---- ROWS
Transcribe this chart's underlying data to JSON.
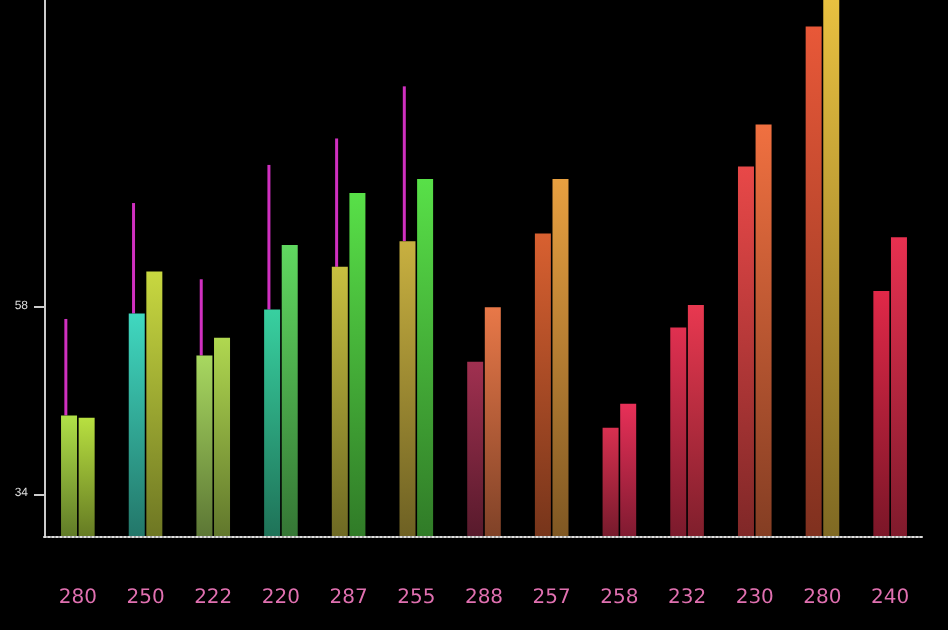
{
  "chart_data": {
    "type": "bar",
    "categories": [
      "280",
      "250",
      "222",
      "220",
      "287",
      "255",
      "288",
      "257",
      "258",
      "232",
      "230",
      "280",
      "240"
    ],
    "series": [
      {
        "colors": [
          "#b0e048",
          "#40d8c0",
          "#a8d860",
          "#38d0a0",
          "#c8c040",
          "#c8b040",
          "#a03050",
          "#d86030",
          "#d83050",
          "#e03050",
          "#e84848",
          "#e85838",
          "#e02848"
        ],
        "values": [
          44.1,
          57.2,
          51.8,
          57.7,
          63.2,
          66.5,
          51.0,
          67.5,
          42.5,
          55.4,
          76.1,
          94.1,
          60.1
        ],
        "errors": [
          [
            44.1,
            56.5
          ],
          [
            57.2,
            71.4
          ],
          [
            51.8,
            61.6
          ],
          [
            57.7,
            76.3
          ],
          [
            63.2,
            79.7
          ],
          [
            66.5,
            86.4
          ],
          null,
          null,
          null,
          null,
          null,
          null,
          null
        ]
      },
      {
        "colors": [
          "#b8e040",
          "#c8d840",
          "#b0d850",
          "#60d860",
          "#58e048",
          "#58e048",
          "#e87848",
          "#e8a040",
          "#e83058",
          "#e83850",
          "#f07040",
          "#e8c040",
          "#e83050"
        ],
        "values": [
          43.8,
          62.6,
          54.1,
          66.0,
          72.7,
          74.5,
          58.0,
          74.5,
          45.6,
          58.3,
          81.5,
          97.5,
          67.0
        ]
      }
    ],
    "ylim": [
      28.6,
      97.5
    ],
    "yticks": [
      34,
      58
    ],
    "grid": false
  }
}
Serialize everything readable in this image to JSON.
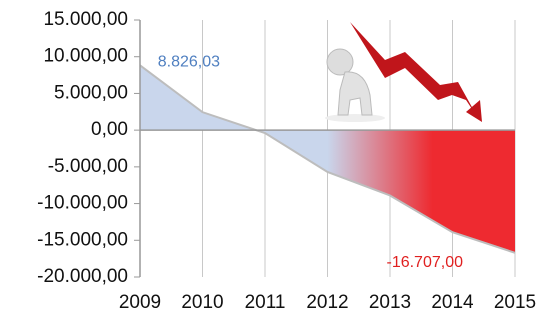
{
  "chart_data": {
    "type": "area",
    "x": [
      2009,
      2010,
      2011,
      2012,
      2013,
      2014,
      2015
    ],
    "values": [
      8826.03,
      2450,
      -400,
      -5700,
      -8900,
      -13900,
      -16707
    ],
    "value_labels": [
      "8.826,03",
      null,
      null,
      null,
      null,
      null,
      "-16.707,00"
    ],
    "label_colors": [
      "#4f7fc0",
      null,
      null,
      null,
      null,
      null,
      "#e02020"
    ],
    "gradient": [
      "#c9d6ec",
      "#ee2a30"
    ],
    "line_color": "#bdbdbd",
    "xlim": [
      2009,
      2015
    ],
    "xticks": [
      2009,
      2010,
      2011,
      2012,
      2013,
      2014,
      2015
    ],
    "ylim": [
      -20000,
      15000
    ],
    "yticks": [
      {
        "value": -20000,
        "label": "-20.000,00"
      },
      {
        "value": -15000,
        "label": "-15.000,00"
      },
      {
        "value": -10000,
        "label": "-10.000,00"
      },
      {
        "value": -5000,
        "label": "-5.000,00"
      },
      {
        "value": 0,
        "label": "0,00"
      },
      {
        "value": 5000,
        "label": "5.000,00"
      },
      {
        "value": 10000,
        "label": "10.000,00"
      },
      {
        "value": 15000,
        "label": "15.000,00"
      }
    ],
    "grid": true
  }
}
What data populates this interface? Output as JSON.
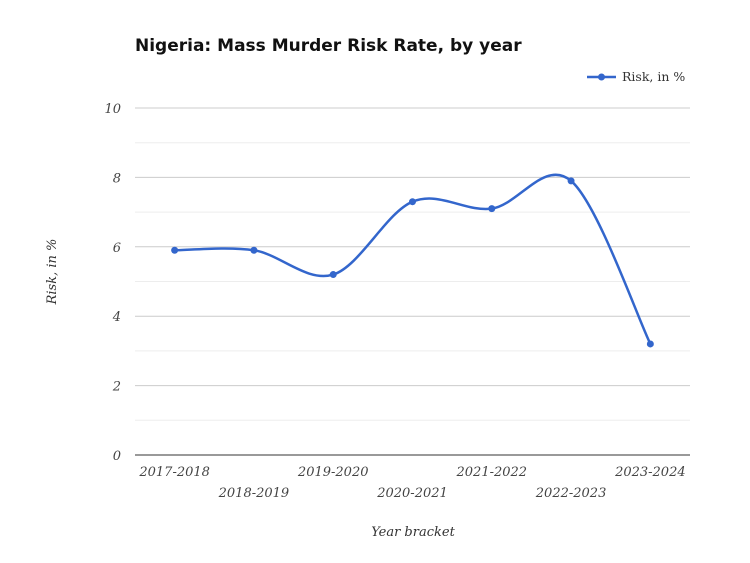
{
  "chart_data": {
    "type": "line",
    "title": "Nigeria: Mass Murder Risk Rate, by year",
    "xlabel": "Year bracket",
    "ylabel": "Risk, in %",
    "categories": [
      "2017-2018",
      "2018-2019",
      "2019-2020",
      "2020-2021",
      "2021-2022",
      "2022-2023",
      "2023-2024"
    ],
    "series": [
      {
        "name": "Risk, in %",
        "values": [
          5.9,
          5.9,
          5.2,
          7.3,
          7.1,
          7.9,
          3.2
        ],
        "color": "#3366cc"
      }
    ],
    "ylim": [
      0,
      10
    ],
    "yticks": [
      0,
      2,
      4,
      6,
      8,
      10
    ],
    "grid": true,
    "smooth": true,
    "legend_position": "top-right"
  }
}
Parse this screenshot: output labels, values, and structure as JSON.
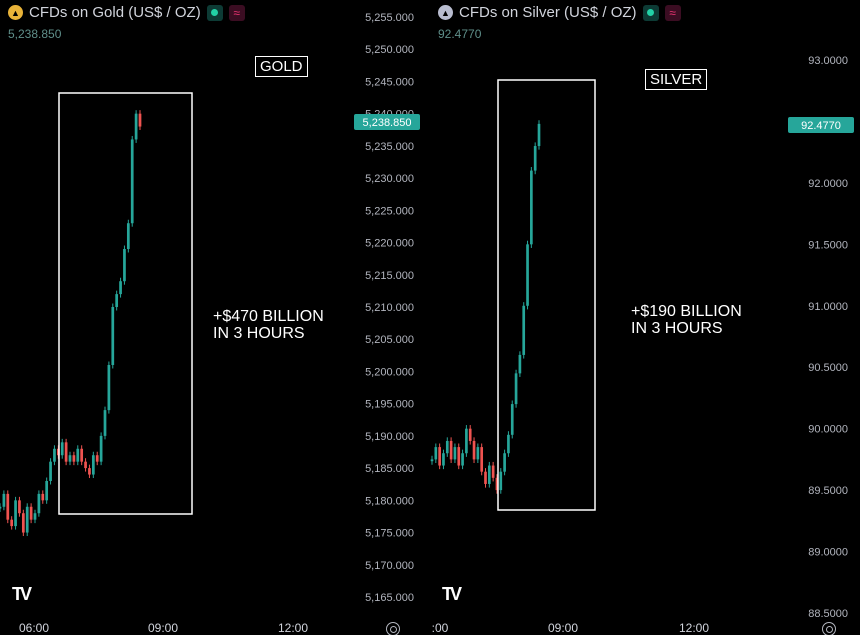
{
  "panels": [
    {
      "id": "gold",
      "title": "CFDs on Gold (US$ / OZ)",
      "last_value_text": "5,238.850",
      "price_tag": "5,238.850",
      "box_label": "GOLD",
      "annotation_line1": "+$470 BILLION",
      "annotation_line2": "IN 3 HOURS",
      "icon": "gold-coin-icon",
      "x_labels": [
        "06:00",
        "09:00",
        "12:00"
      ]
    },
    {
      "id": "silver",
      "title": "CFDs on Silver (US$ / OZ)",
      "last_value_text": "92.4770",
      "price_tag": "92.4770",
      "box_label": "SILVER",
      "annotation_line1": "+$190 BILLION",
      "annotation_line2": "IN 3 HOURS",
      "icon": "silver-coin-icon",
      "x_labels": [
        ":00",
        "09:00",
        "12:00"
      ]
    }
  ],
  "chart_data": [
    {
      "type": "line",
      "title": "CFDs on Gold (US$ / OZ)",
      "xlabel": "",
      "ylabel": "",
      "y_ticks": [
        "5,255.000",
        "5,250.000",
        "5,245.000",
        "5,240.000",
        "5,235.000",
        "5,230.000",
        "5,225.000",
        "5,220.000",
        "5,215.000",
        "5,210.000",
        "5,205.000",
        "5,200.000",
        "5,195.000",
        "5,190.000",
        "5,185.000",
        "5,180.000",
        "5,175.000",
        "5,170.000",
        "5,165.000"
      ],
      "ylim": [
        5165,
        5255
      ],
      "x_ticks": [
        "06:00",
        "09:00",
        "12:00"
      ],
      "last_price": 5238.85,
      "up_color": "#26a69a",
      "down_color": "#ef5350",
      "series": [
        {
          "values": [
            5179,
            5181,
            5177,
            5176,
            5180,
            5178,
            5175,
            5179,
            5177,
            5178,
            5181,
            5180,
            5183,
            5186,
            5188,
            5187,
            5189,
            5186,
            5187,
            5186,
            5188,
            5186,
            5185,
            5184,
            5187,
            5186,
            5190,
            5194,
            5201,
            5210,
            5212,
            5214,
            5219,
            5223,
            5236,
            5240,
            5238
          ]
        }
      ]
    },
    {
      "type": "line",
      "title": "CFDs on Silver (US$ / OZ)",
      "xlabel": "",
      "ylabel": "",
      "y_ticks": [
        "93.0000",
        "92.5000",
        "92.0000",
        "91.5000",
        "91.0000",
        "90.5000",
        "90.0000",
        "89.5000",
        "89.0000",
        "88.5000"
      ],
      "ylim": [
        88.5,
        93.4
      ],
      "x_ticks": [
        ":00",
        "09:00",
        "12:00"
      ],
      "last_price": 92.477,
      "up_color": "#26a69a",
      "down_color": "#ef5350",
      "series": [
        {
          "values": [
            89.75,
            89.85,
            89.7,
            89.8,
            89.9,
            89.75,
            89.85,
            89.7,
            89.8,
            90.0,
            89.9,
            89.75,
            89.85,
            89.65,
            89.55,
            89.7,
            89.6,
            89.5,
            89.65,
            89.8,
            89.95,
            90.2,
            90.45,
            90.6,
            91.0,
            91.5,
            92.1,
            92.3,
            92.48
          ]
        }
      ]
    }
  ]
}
--------
EXERCISE AIM
Images in the data above are to be skipped. Retype all other material exactly.

SOLUTION TO THE PROBLEM
Transcribe this chart's underlying data to JSON.
{
  "chart_data": {
    "type": "bar",
    "categories": [
      "280",
      "250",
      "222",
      "220",
      "287",
      "255",
      "288",
      "257",
      "258",
      "232",
      "230",
      "280",
      "240"
    ],
    "series": [
      {
        "colors": [
          "#b0e048",
          "#40d8c0",
          "#a8d860",
          "#38d0a0",
          "#c8c040",
          "#c8b040",
          "#a03050",
          "#d86030",
          "#d83050",
          "#e03050",
          "#e84848",
          "#e85838",
          "#e02848"
        ],
        "values": [
          44.1,
          57.2,
          51.8,
          57.7,
          63.2,
          66.5,
          51.0,
          67.5,
          42.5,
          55.4,
          76.1,
          94.1,
          60.1
        ],
        "errors": [
          [
            44.1,
            56.5
          ],
          [
            57.2,
            71.4
          ],
          [
            51.8,
            61.6
          ],
          [
            57.7,
            76.3
          ],
          [
            63.2,
            79.7
          ],
          [
            66.5,
            86.4
          ],
          null,
          null,
          null,
          null,
          null,
          null,
          null
        ]
      },
      {
        "colors": [
          "#b8e040",
          "#c8d840",
          "#b0d850",
          "#60d860",
          "#58e048",
          "#58e048",
          "#e87848",
          "#e8a040",
          "#e83058",
          "#e83850",
          "#f07040",
          "#e8c040",
          "#e83050"
        ],
        "values": [
          43.8,
          62.6,
          54.1,
          66.0,
          72.7,
          74.5,
          58.0,
          74.5,
          45.6,
          58.3,
          81.5,
          97.5,
          67.0
        ]
      }
    ],
    "ylim": [
      28.6,
      97.5
    ],
    "yticks": [
      34,
      58
    ],
    "grid": false
  }
}
Serialize everything readable in this image to JSON.
{
  "chart_data": {
    "type": "area",
    "x": [
      2009,
      2010,
      2011,
      2012,
      2013,
      2014,
      2015
    ],
    "values": [
      8826.03,
      2450,
      -400,
      -5700,
      -8900,
      -13900,
      -16707
    ],
    "value_labels": [
      "8.826,03",
      null,
      null,
      null,
      null,
      null,
      "-16.707,00"
    ],
    "label_colors": [
      "#4f7fc0",
      null,
      null,
      null,
      null,
      null,
      "#e02020"
    ],
    "gradient": [
      "#c9d6ec",
      "#ee2a30"
    ],
    "line_color": "#bdbdbd",
    "xlim": [
      2009,
      2015
    ],
    "xticks": [
      2009,
      2010,
      2011,
      2012,
      2013,
      2014,
      2015
    ],
    "ylim": [
      -20000,
      15000
    ],
    "yticks": [
      {
        "value": -20000,
        "label": "-20.000,00"
      },
      {
        "value": -15000,
        "label": "-15.000,00"
      },
      {
        "value": -10000,
        "label": "-10.000,00"
      },
      {
        "value": -5000,
        "label": "-5.000,00"
      },
      {
        "value": 0,
        "label": "0,00"
      },
      {
        "value": 5000,
        "label": "5.000,00"
      },
      {
        "value": 10000,
        "label": "10.000,00"
      },
      {
        "value": 15000,
        "label": "15.000,00"
      }
    ],
    "grid": true
  }
}
What data populates this interface? Output as JSON.
{
  "chart_data": {
    "type": "line",
    "title": "Nigeria: Mass Murder Risk Rate, by year",
    "xlabel": "Year bracket",
    "ylabel": "Risk, in %",
    "categories": [
      "2017-2018",
      "2018-2019",
      "2019-2020",
      "2020-2021",
      "2021-2022",
      "2022-2023",
      "2023-2024"
    ],
    "series": [
      {
        "name": "Risk, in %",
        "values": [
          5.9,
          5.9,
          5.2,
          7.3,
          7.1,
          7.9,
          3.2
        ],
        "color": "#3366cc"
      }
    ],
    "ylim": [
      0,
      10
    ],
    "yticks": [
      0,
      2,
      4,
      6,
      8,
      10
    ],
    "grid": true,
    "smooth": true,
    "legend_position": "top-right"
  }
}
Parse this screenshot: output labels, values, and structure as JSON.
{
  "panels": [
    {
      "id": "gold",
      "title": "CFDs on Gold (US$ / OZ)",
      "last_value_text": "5,238.850",
      "price_tag": "5,238.850",
      "box_label": "GOLD",
      "annotation_line1": "+$470 BILLION",
      "annotation_line2": "IN 3 HOURS",
      "icon": "gold-coin-icon",
      "x_labels": [
        "06:00",
        "09:00",
        "12:00"
      ]
    },
    {
      "id": "silver",
      "title": "CFDs on Silver (US$ / OZ)",
      "last_value_text": "92.4770",
      "price_tag": "92.4770",
      "box_label": "SILVER",
      "annotation_line1": "+$190 BILLION",
      "annotation_line2": "IN 3 HOURS",
      "icon": "silver-coin-icon",
      "x_labels": [
        ":00",
        "09:00",
        "12:00"
      ]
    }
  ],
  "chart_data": [
    {
      "type": "line",
      "title": "CFDs on Gold (US$ / OZ)",
      "xlabel": "",
      "ylabel": "",
      "y_ticks": [
        "5,255.000",
        "5,250.000",
        "5,245.000",
        "5,240.000",
        "5,235.000",
        "5,230.000",
        "5,225.000",
        "5,220.000",
        "5,215.000",
        "5,210.000",
        "5,205.000",
        "5,200.000",
        "5,195.000",
        "5,190.000",
        "5,185.000",
        "5,180.000",
        "5,175.000",
        "5,170.000",
        "5,165.000"
      ],
      "ylim": [
        5165,
        5255
      ],
      "x_ticks": [
        "06:00",
        "09:00",
        "12:00"
      ],
      "last_price": 5238.85,
      "up_color": "#26a69a",
      "down_color": "#ef5350",
      "series": [
        {
          "values": [
            5179,
            5181,
            5177,
            5176,
            5180,
            5178,
            5175,
            5179,
            5177,
            5178,
            5181,
            5180,
            5183,
            5186,
            5188,
            5187,
            5189,
            5186,
            5187,
            5186,
            5188,
            5186,
            5185,
            5184,
            5187,
            5186,
            5190,
            5194,
            5201,
            5210,
            5212,
            5214,
            5219,
            5223,
            5236,
            5240,
            5238
          ]
        }
      ]
    },
    {
      "type": "line",
      "title": "CFDs on Silver (US$ / OZ)",
      "xlabel": "",
      "ylabel": "",
      "y_ticks": [
        "93.0000",
        "92.5000",
        "92.0000",
        "91.5000",
        "91.0000",
        "90.5000",
        "90.0000",
        "89.5000",
        "89.0000",
        "88.5000"
      ],
      "ylim": [
        88.5,
        93.4
      ],
      "x_ticks": [
        ":00",
        "09:00",
        "12:00"
      ],
      "last_price": 92.477,
      "up_color": "#26a69a",
      "down_color": "#ef5350",
      "series": [
        {
          "values": [
            89.75,
            89.85,
            89.7,
            89.8,
            89.9,
            89.75,
            89.85,
            89.7,
            89.8,
            90.0,
            89.9,
            89.75,
            89.85,
            89.65,
            89.55,
            89.7,
            89.6,
            89.5,
            89.65,
            89.8,
            89.95,
            90.2,
            90.45,
            90.6,
            91.0,
            91.5,
            92.1,
            92.3,
            92.48
          ]
        }
      ]
    }
  ]
}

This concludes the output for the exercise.